▶ [WHAT IS BEING ASKED]:
From the entries below, list each line with "JSON".

Collected data:
============================================================
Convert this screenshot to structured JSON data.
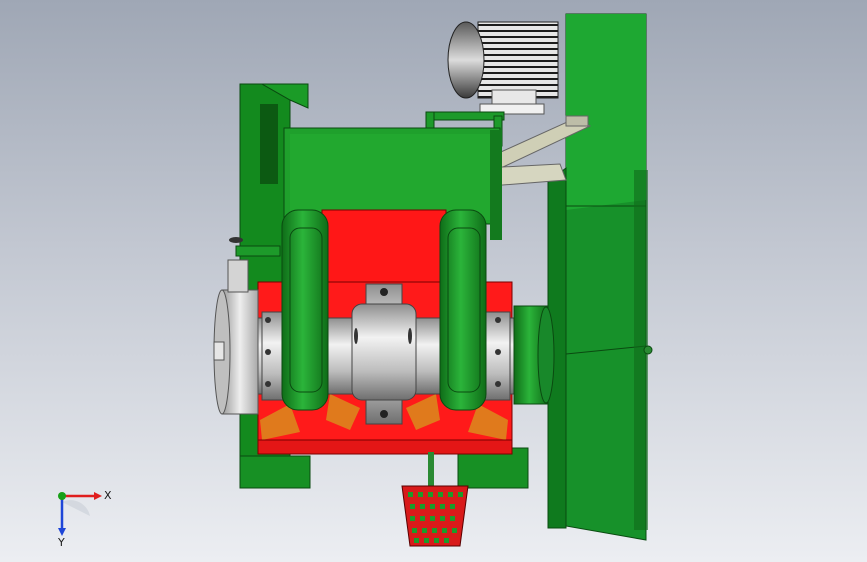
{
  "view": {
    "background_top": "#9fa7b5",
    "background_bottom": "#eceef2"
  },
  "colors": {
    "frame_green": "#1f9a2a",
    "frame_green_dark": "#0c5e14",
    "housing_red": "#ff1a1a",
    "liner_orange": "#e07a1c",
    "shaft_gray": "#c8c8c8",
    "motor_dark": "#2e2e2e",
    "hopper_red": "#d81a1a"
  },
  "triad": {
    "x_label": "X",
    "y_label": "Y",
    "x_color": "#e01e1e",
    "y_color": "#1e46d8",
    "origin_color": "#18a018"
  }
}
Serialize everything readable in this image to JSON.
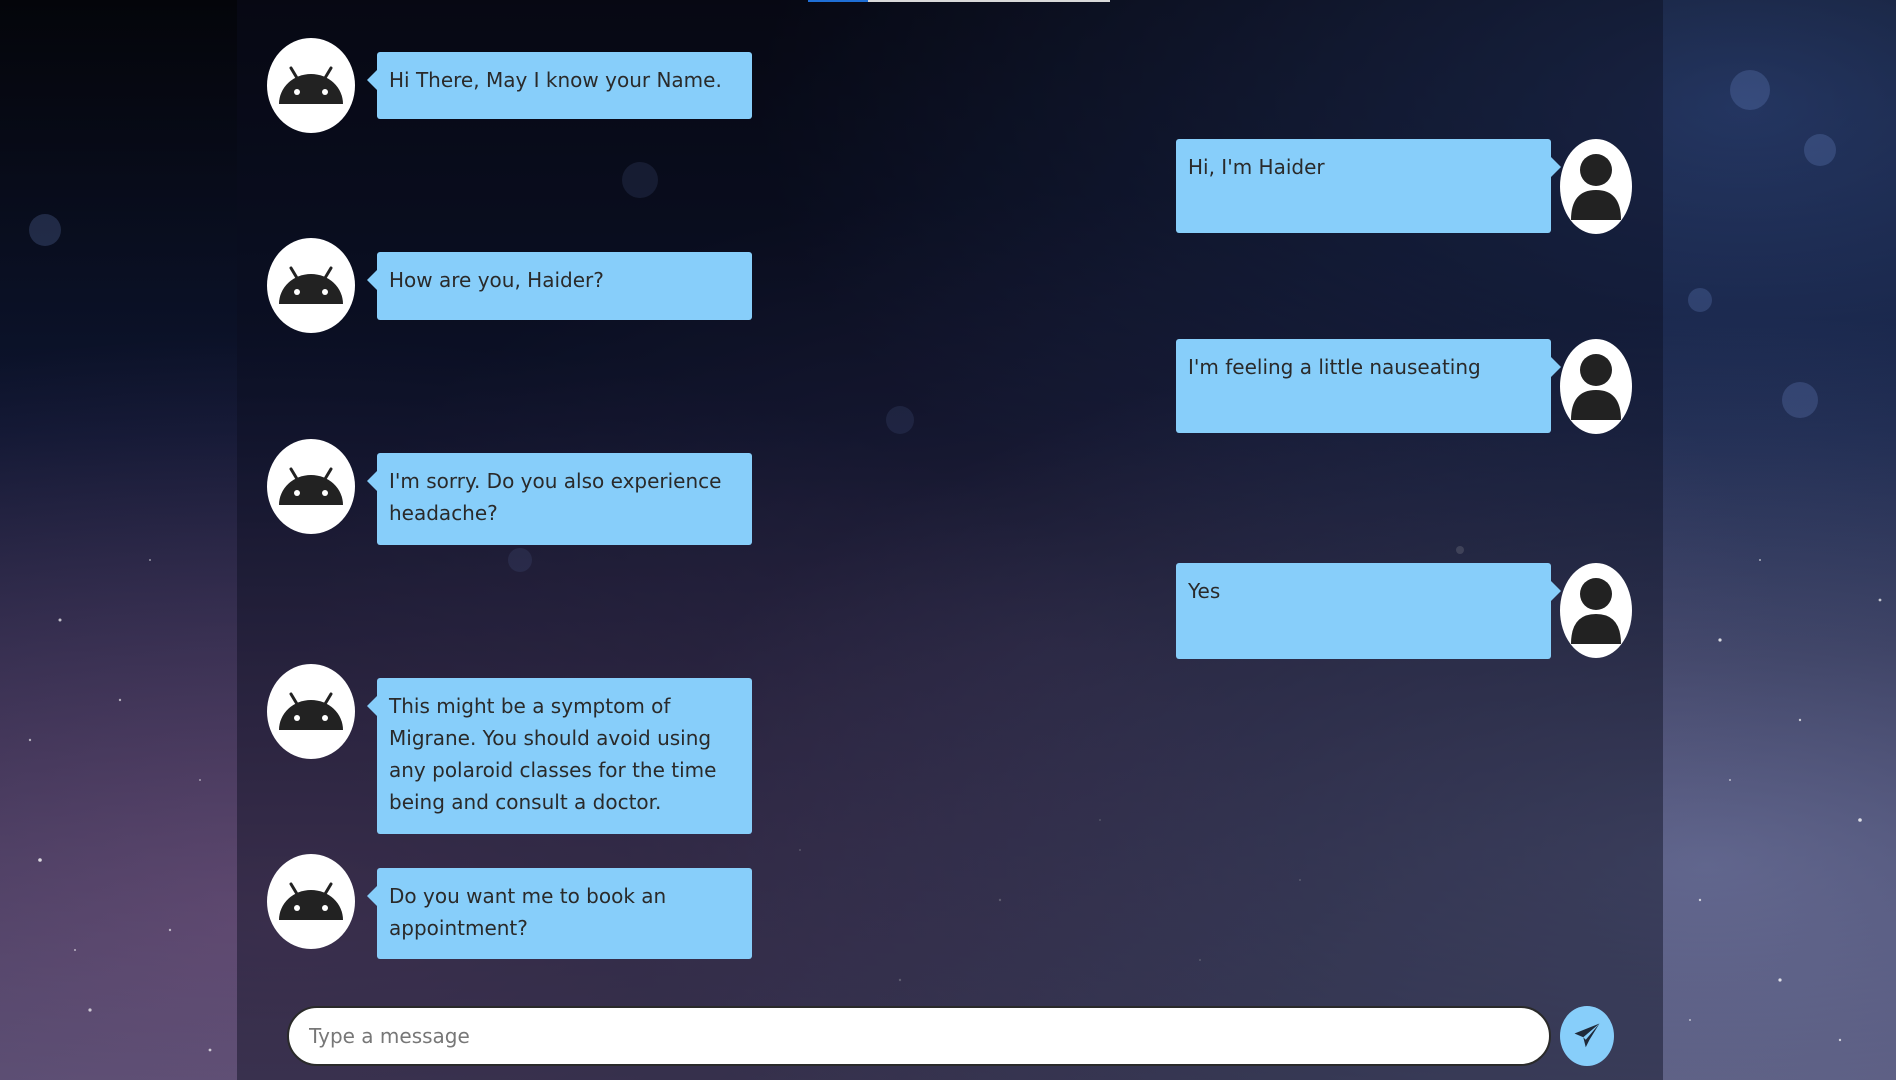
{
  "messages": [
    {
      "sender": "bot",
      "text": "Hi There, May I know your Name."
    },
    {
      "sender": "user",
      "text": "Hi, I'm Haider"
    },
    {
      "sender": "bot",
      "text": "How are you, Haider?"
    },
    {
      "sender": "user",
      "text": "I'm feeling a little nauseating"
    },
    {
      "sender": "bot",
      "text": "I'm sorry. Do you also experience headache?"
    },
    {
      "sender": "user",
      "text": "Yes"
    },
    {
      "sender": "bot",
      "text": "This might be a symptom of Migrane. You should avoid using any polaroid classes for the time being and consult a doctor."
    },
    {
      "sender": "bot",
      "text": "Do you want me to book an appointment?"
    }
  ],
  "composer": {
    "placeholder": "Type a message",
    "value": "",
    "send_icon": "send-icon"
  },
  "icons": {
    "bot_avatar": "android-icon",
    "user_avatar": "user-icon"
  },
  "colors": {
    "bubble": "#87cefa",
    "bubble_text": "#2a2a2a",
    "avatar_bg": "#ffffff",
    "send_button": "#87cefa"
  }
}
============================================================
▶ [WRITTEN SOLUTION]:
Convert this screenshot to structured JSON data.
Serialize everything readable in this image to JSON.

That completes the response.